==== TASK INPUTS ====
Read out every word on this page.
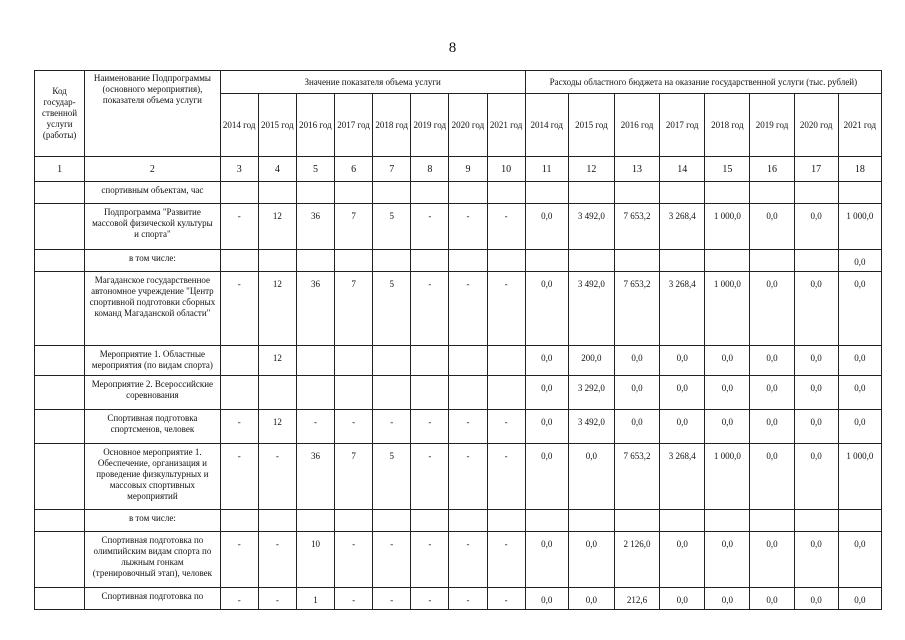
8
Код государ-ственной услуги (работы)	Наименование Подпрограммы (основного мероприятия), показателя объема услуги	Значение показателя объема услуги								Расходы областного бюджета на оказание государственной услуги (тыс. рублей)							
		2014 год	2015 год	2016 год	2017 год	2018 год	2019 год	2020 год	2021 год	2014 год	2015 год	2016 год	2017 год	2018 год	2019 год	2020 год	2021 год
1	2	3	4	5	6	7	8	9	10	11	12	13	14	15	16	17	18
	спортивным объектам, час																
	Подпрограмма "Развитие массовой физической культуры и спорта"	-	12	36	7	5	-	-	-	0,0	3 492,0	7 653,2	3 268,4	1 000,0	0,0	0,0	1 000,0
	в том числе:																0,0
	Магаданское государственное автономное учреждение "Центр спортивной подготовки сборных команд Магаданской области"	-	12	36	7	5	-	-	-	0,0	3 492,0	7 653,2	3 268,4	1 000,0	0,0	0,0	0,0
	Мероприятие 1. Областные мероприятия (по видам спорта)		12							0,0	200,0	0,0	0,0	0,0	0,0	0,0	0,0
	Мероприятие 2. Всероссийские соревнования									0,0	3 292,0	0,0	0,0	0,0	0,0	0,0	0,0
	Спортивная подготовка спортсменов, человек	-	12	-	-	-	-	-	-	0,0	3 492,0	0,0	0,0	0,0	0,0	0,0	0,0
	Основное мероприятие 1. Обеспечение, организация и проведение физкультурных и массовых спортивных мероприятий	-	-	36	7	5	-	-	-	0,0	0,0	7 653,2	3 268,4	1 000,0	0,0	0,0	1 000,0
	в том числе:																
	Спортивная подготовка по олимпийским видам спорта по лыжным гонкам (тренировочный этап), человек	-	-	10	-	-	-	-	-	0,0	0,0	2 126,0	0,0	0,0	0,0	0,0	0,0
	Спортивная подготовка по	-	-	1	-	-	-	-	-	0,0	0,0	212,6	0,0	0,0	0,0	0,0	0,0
====
*WRITTEN INSTRUCTION*.
Repeat all the data as it stands, dropping any images it holds.

*EXERCISE ANSWER*.
Read out every word on this page.
8
Код государ-ственной услуги (работы)	Наименование Подпрограммы (основного мероприятия), показателя объема услуги	Значение показателя объема услуги								Расходы областного бюджета на оказание государственной услуги (тыс. рублей)							
		2014 год	2015 год	2016 год	2017 год	2018 год	2019 год	2020 год	2021 год	2014 год	2015 год	2016 год	2017 год	2018 год	2019 год	2020 год	2021 год
1	2	3	4	5	6	7	8	9	10	11	12	13	14	15	16	17	18
	спортивным объектам, час																
	Подпрограмма "Развитие массовой физической культуры и спорта"	-	12	36	7	5	-	-	-	0,0	3 492,0	7 653,2	3 268,4	1 000,0	0,0	0,0	1 000,0
	в том числе:																0,0
	Магаданское государственное автономное учреждение "Центр спортивной подготовки сборных команд Магаданской области"	-	12	36	7	5	-	-	-	0,0	3 492,0	7 653,2	3 268,4	1 000,0	0,0	0,0	0,0
	Мероприятие 1. Областные мероприятия (по видам спорта)		12							0,0	200,0	0,0	0,0	0,0	0,0	0,0	0,0
	Мероприятие 2. Всероссийские соревнования									0,0	3 292,0	0,0	0,0	0,0	0,0	0,0	0,0
	Спортивная подготовка спортсменов, человек	-	12	-	-	-	-	-	-	0,0	3 492,0	0,0	0,0	0,0	0,0	0,0	0,0
	Основное мероприятие 1. Обеспечение, организация и проведение физкультурных и массовых спортивных мероприятий	-	-	36	7	5	-	-	-	0,0	0,0	7 653,2	3 268,4	1 000,0	0,0	0,0	1 000,0
	в том числе:																
	Спортивная подготовка по олимпийским видам спорта по лыжным гонкам (тренировочный этап), человек	-	-	10	-	-	-	-	-	0,0	0,0	2 126,0	0,0	0,0	0,0	0,0	0,0
	Спортивная подготовка по	-	-	1	-	-	-	-	-	0,0	0,0	212,6	0,0	0,0	0,0	0,0	0,0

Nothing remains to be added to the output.